**Goal of the exercise**
The records that follow are to be repeated without alteration.

================

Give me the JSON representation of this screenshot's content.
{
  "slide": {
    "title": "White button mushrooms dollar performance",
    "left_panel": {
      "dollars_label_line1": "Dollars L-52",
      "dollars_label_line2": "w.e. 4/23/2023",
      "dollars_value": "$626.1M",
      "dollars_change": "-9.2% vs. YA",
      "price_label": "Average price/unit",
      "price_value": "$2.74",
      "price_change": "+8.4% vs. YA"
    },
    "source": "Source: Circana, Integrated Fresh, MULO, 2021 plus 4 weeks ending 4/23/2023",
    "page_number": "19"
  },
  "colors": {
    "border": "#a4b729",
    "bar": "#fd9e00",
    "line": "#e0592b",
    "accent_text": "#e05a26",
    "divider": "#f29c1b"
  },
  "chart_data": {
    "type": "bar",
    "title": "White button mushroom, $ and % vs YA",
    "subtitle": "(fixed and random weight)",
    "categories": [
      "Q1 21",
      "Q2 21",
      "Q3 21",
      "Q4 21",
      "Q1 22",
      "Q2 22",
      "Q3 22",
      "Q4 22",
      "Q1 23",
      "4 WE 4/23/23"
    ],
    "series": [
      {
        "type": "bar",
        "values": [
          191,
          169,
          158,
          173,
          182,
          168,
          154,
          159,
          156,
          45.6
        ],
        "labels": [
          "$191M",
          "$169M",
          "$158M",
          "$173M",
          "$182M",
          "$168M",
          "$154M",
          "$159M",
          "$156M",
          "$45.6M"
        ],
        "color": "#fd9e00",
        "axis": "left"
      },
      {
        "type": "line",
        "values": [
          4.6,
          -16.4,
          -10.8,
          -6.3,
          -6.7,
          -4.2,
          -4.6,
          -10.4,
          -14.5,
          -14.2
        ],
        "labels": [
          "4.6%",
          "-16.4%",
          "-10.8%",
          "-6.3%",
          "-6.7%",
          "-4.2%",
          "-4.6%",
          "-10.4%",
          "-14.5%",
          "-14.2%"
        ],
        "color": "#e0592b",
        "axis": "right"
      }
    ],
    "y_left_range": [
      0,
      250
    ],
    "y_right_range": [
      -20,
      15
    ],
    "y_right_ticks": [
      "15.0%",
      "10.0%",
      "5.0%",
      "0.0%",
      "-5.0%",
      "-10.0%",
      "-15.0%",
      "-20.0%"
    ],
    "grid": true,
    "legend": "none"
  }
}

================

**Response to the exercise**
Give me the JSON representation of this screenshot's content.
{
  "slide": {
    "title": "White button mushrooms dollar performance",
    "left_panel": {
      "dollars_label_line1": "Dollars L-52",
      "dollars_label_line2": "w.e. 4/23/2023",
      "dollars_value": "$626.1M",
      "dollars_change": "-9.2% vs. YA",
      "price_label": "Average price/unit",
      "price_value": "$2.74",
      "price_change": "+8.4% vs. YA"
    },
    "source": "Source: Circana, Integrated Fresh, MULO, 2021 plus 4 weeks ending 4/23/2023",
    "page_number": "19"
  },
  "colors": {
    "border": "#a4b729",
    "bar": "#fd9e00",
    "line": "#e0592b",
    "accent_text": "#e05a26",
    "divider": "#f29c1b"
  },
  "chart_data": {
    "type": "bar",
    "title": "White button mushroom, $ and % vs YA",
    "subtitle": "(fixed and random weight)",
    "categories": [
      "Q1 21",
      "Q2 21",
      "Q3 21",
      "Q4 21",
      "Q1 22",
      "Q2 22",
      "Q3 22",
      "Q4 22",
      "Q1 23",
      "4 WE 4/23/23"
    ],
    "series": [
      {
        "type": "bar",
        "values": [
          191,
          169,
          158,
          173,
          182,
          168,
          154,
          159,
          156,
          45.6
        ],
        "labels": [
          "$191M",
          "$169M",
          "$158M",
          "$173M",
          "$182M",
          "$168M",
          "$154M",
          "$159M",
          "$156M",
          "$45.6M"
        ],
        "color": "#fd9e00",
        "axis": "left"
      },
      {
        "type": "line",
        "values": [
          4.6,
          -16.4,
          -10.8,
          -6.3,
          -6.7,
          -4.2,
          -4.6,
          -10.4,
          -14.5,
          -14.2
        ],
        "labels": [
          "4.6%",
          "-16.4%",
          "-10.8%",
          "-6.3%",
          "-6.7%",
          "-4.2%",
          "-4.6%",
          "-10.4%",
          "-14.5%",
          "-14.2%"
        ],
        "color": "#e0592b",
        "axis": "right"
      }
    ],
    "y_left_range": [
      0,
      250
    ],
    "y_right_range": [
      -20,
      15
    ],
    "y_right_ticks": [
      "15.0%",
      "10.0%",
      "5.0%",
      "0.0%",
      "-5.0%",
      "-10.0%",
      "-15.0%",
      "-20.0%"
    ],
    "grid": true,
    "legend": "none"
  }
}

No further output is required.